── Data supplied ──
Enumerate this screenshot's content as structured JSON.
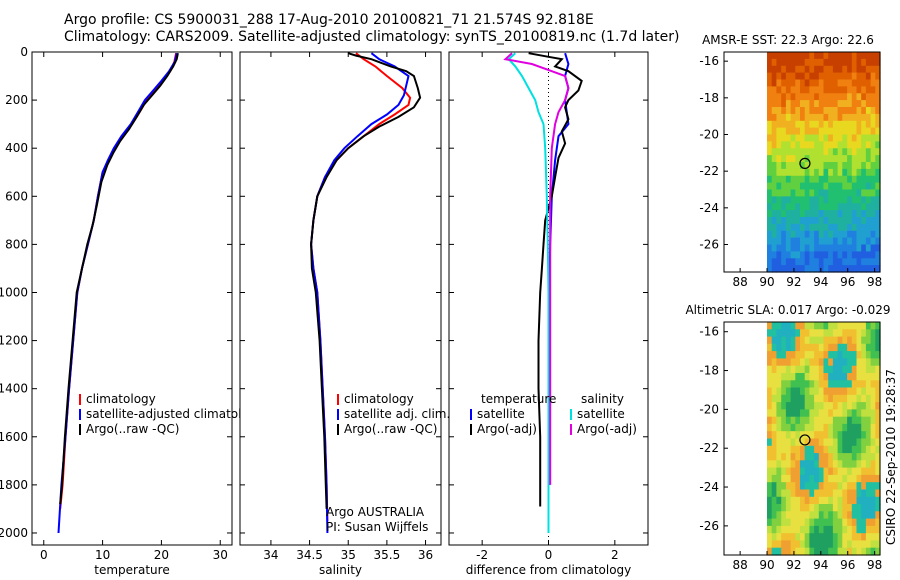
{
  "header": {
    "line1": "Argo profile: CS 5900031_288 17-Aug-2010 20100821_71 21.574S 92.818E",
    "line2": "Climatology: CARS2009. Satellite-adjusted climatology: synTS_20100819.nc (1.7d later)"
  },
  "credit": "CSIRO 22-Sep-2010 19:28:37",
  "colors": {
    "climatology": "#ff0000",
    "satellite": "#0000ff",
    "argo": "#000000",
    "sat_salinity": "#00e0e0",
    "argo_salinity": "#e000e0",
    "marker": "#000000"
  },
  "chart_data": [
    {
      "type": "line",
      "panel": "temperature",
      "xlabel": "temperature",
      "ylim": [
        0,
        2050
      ],
      "xlim": [
        -2,
        32
      ],
      "xticks": [
        0,
        10,
        20,
        30
      ],
      "yticks": [
        0,
        200,
        400,
        600,
        800,
        1000,
        1200,
        1400,
        1600,
        1800,
        2000
      ],
      "legend": {
        "items": [
          "climatology",
          "satellite-adjusted climatology",
          "Argo(..raw -QC)"
        ],
        "colors": [
          "#ff0000",
          "#0000ff",
          "#000000"
        ],
        "placement": "lower-middle"
      },
      "series": [
        {
          "name": "climatology",
          "color": "#ff0000",
          "points": [
            [
              22.5,
              5
            ],
            [
              22.2,
              40
            ],
            [
              21.5,
              80
            ],
            [
              20.3,
              120
            ],
            [
              19,
              160
            ],
            [
              17.5,
              200
            ],
            [
              16.3,
              250
            ],
            [
              15,
              300
            ],
            [
              13.3,
              350
            ],
            [
              12,
              400
            ],
            [
              11,
              450
            ],
            [
              10,
              500
            ],
            [
              9.2,
              600
            ],
            [
              8.5,
              700
            ],
            [
              7.5,
              800
            ],
            [
              6.5,
              900
            ],
            [
              5.7,
              1000
            ],
            [
              5,
              1200
            ],
            [
              4.3,
              1400
            ],
            [
              3.7,
              1600
            ],
            [
              3.2,
              1800
            ],
            [
              2.8,
              1900
            ]
          ]
        },
        {
          "name": "satellite-adjusted climatology",
          "color": "#0000ff",
          "points": [
            [
              22.6,
              5
            ],
            [
              22.3,
              40
            ],
            [
              21.3,
              80
            ],
            [
              20,
              120
            ],
            [
              18.6,
              160
            ],
            [
              17.2,
              200
            ],
            [
              16,
              250
            ],
            [
              14.8,
              300
            ],
            [
              13.2,
              350
            ],
            [
              11.9,
              400
            ],
            [
              10.9,
              450
            ],
            [
              10,
              500
            ],
            [
              9.2,
              600
            ],
            [
              8.5,
              700
            ],
            [
              7.5,
              800
            ],
            [
              6.5,
              900
            ],
            [
              5.7,
              1000
            ],
            [
              5,
              1200
            ],
            [
              4.3,
              1400
            ],
            [
              3.7,
              1600
            ],
            [
              3,
              1800
            ],
            [
              2.5,
              2000
            ]
          ]
        },
        {
          "name": "Argo(..raw -QC)",
          "color": "#000000",
          "points": [
            [
              22.8,
              5
            ],
            [
              22.6,
              30
            ],
            [
              22,
              60
            ],
            [
              21,
              100
            ],
            [
              19.8,
              140
            ],
            [
              18.4,
              180
            ],
            [
              17,
              220
            ],
            [
              15.8,
              270
            ],
            [
              14.5,
              320
            ],
            [
              13,
              370
            ],
            [
              11.8,
              420
            ],
            [
              10.8,
              470
            ],
            [
              9.8,
              540
            ],
            [
              9,
              640
            ],
            [
              8.3,
              720
            ],
            [
              7.4,
              800
            ],
            [
              6.5,
              900
            ],
            [
              5.6,
              1000
            ],
            [
              4.9,
              1200
            ],
            [
              4.2,
              1400
            ],
            [
              3.6,
              1600
            ],
            [
              3.1,
              1800
            ],
            [
              2.8,
              1880
            ]
          ]
        }
      ]
    },
    {
      "type": "line",
      "panel": "salinity",
      "xlabel": "salinity",
      "ylim": [
        0,
        2050
      ],
      "xlim": [
        33.6,
        36.2
      ],
      "xticks": [
        34,
        34.5,
        35,
        35.5,
        36
      ],
      "legend": {
        "items": [
          "climatology",
          "satellite adj. clim.",
          "Argo(..raw -QC)"
        ],
        "colors": [
          "#ff0000",
          "#0000ff",
          "#000000"
        ],
        "placement": "lower-right"
      },
      "annotations": [
        "Argo AUSTRALIA",
        "PI: Susan Wijffels"
      ],
      "series": [
        {
          "name": "climatology",
          "color": "#ff0000",
          "points": [
            [
              35.1,
              5
            ],
            [
              35.2,
              30
            ],
            [
              35.35,
              60
            ],
            [
              35.5,
              100
            ],
            [
              35.7,
              150
            ],
            [
              35.8,
              190
            ],
            [
              35.78,
              220
            ],
            [
              35.6,
              260
            ],
            [
              35.4,
              300
            ],
            [
              35.2,
              350
            ],
            [
              35,
              400
            ],
            [
              34.85,
              450
            ],
            [
              34.7,
              520
            ],
            [
              34.6,
              600
            ],
            [
              34.55,
              700
            ],
            [
              34.52,
              800
            ],
            [
              34.55,
              900
            ],
            [
              34.6,
              1000
            ],
            [
              34.64,
              1200
            ],
            [
              34.67,
              1400
            ],
            [
              34.7,
              1600
            ],
            [
              34.72,
              1800
            ],
            [
              34.73,
              1950
            ]
          ]
        },
        {
          "name": "satellite adj. clim.",
          "color": "#0000ff",
          "points": [
            [
              35.3,
              5
            ],
            [
              35.4,
              30
            ],
            [
              35.6,
              60
            ],
            [
              35.78,
              100
            ],
            [
              35.75,
              140
            ],
            [
              35.72,
              180
            ],
            [
              35.65,
              220
            ],
            [
              35.5,
              260
            ],
            [
              35.3,
              300
            ],
            [
              35.12,
              350
            ],
            [
              34.95,
              400
            ],
            [
              34.82,
              450
            ],
            [
              34.7,
              520
            ],
            [
              34.6,
              600
            ],
            [
              34.55,
              700
            ],
            [
              34.52,
              800
            ],
            [
              34.55,
              900
            ],
            [
              34.6,
              1000
            ],
            [
              34.64,
              1200
            ],
            [
              34.67,
              1400
            ],
            [
              34.7,
              1600
            ],
            [
              34.72,
              1800
            ],
            [
              34.73,
              2000
            ]
          ]
        },
        {
          "name": "Argo(..raw -QC)",
          "color": "#000000",
          "points": [
            [
              35.0,
              5
            ],
            [
              35.1,
              15
            ],
            [
              35.3,
              30
            ],
            [
              35.55,
              60
            ],
            [
              35.75,
              80
            ],
            [
              35.85,
              100
            ],
            [
              35.9,
              150
            ],
            [
              35.93,
              190
            ],
            [
              35.85,
              230
            ],
            [
              35.65,
              270
            ],
            [
              35.4,
              310
            ],
            [
              35.2,
              350
            ],
            [
              35,
              400
            ],
            [
              34.85,
              450
            ],
            [
              34.72,
              520
            ],
            [
              34.6,
              600
            ],
            [
              34.55,
              700
            ],
            [
              34.52,
              800
            ],
            [
              34.53,
              900
            ],
            [
              34.58,
              1000
            ],
            [
              34.63,
              1200
            ],
            [
              34.66,
              1400
            ],
            [
              34.69,
              1600
            ],
            [
              34.71,
              1800
            ],
            [
              34.72,
              1900
            ]
          ]
        }
      ]
    },
    {
      "type": "line",
      "panel": "difference",
      "xlabel": "difference from climatology",
      "ylim": [
        0,
        2050
      ],
      "xlim": [
        -3,
        3
      ],
      "xticks": [
        -2,
        0,
        2
      ],
      "legend": {
        "items": [
          "temperature",
          "satellite",
          "Argo(-adj)",
          "salinity",
          "satellite",
          "Argo(-adj)"
        ],
        "colors": [
          "",
          "#0000ff",
          "#000000",
          "",
          "#00e0e0",
          "#e000e0"
        ],
        "placement": "lower"
      },
      "series": [
        {
          "name": "temperature satellite",
          "color": "#0000ff",
          "points": [
            [
              0.5,
              5
            ],
            [
              0.6,
              50
            ],
            [
              0.5,
              100
            ],
            [
              0.6,
              150
            ],
            [
              0.5,
              200
            ],
            [
              0.6,
              300
            ],
            [
              0.3,
              350
            ],
            [
              0.2,
              450
            ],
            [
              0.1,
              600
            ],
            [
              0.05,
              800
            ],
            [
              0.02,
              1000
            ],
            [
              0.02,
              1400
            ],
            [
              0.02,
              1800
            ]
          ]
        },
        {
          "name": "temperature Argo(-adj)",
          "color": "#000000",
          "points": [
            [
              -0.6,
              5
            ],
            [
              0,
              20
            ],
            [
              0.4,
              30
            ],
            [
              0.2,
              60
            ],
            [
              0.6,
              80
            ],
            [
              1,
              120
            ],
            [
              0.9,
              160
            ],
            [
              0.6,
              200
            ],
            [
              0.5,
              230
            ],
            [
              0.6,
              280
            ],
            [
              0.4,
              330
            ],
            [
              0.5,
              380
            ],
            [
              0.3,
              440
            ],
            [
              0.2,
              520
            ],
            [
              0.1,
              600
            ],
            [
              -0.1,
              700
            ],
            [
              -0.15,
              800
            ],
            [
              -0.2,
              900
            ],
            [
              -0.25,
              1000
            ],
            [
              -0.3,
              1200
            ],
            [
              -0.3,
              1400
            ],
            [
              -0.25,
              1600
            ],
            [
              -0.25,
              1800
            ],
            [
              -0.25,
              1890
            ]
          ]
        },
        {
          "name": "salinity satellite",
          "color": "#00e0e0",
          "points": [
            [
              -1,
              5
            ],
            [
              -1.2,
              30
            ],
            [
              -1,
              60
            ],
            [
              -0.8,
              100
            ],
            [
              -0.6,
              150
            ],
            [
              -0.4,
              200
            ],
            [
              -0.3,
              250
            ],
            [
              -0.15,
              300
            ],
            [
              -0.1,
              400
            ],
            [
              -0.05,
              600
            ],
            [
              -0.02,
              800
            ],
            [
              0,
              1000
            ],
            [
              0,
              1400
            ],
            [
              0,
              1800
            ],
            [
              0,
              2000
            ]
          ]
        },
        {
          "name": "salinity Argo(-adj)",
          "color": "#e000e0",
          "points": [
            [
              -1.1,
              5
            ],
            [
              -1.3,
              30
            ],
            [
              -0.5,
              50
            ],
            [
              0.1,
              80
            ],
            [
              0.5,
              100
            ],
            [
              0.6,
              150
            ],
            [
              0.5,
              200
            ],
            [
              0.3,
              250
            ],
            [
              0.2,
              300
            ],
            [
              0.1,
              400
            ],
            [
              0.05,
              600
            ],
            [
              0.05,
              800
            ],
            [
              0.05,
              1000
            ],
            [
              0.05,
              1400
            ],
            [
              0.05,
              1800
            ]
          ]
        }
      ]
    },
    {
      "type": "heatmap",
      "title": "AMSR-E SST: 22.3  Argo: 22.6",
      "xticks": [
        88,
        90,
        92,
        94,
        96,
        98
      ],
      "yticks": [
        -16,
        -18,
        -20,
        -22,
        -24,
        -26
      ],
      "xlim": [
        86.8,
        98.4
      ],
      "ylim": [
        -27.5,
        -15.5
      ],
      "data_extent": {
        "x": [
          90,
          98.4
        ],
        "y": [
          -27.5,
          -15.5
        ]
      },
      "marker": [
        92.818,
        -21.574
      ],
      "colors": [
        "#c84000",
        "#e06000",
        "#f08010",
        "#f0b020",
        "#e8d820",
        "#b0e030",
        "#60d040",
        "#20c070",
        "#20b0a0",
        "#20a0d0",
        "#2080e0",
        "#2060e0"
      ]
    },
    {
      "type": "heatmap",
      "title": "Altimetric SLA: 0.017  Argo: -0.029",
      "xticks": [
        88,
        90,
        92,
        94,
        96,
        98
      ],
      "yticks": [
        -16,
        -18,
        -20,
        -22,
        -24,
        -26
      ],
      "xlim": [
        86.8,
        98.4
      ],
      "ylim": [
        -27.5,
        -15.5
      ],
      "data_extent": {
        "x": [
          90,
          98.4
        ],
        "y": [
          -27.5,
          -15.5
        ]
      },
      "marker": [
        92.818,
        -21.574
      ],
      "colors": [
        "#20a060",
        "#40c050",
        "#80d040",
        "#c0e040",
        "#e8e040",
        "#f0c030",
        "#f0a030",
        "#20c0a0",
        "#20b0c0"
      ]
    }
  ]
}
───
**Written exercise**
Select and copy every line of the listing with the word "xlabel".

**Task output**
      "xlabel": "temperature",
      "xlabel": "salinity",
      "xlabel": "difference from climatology",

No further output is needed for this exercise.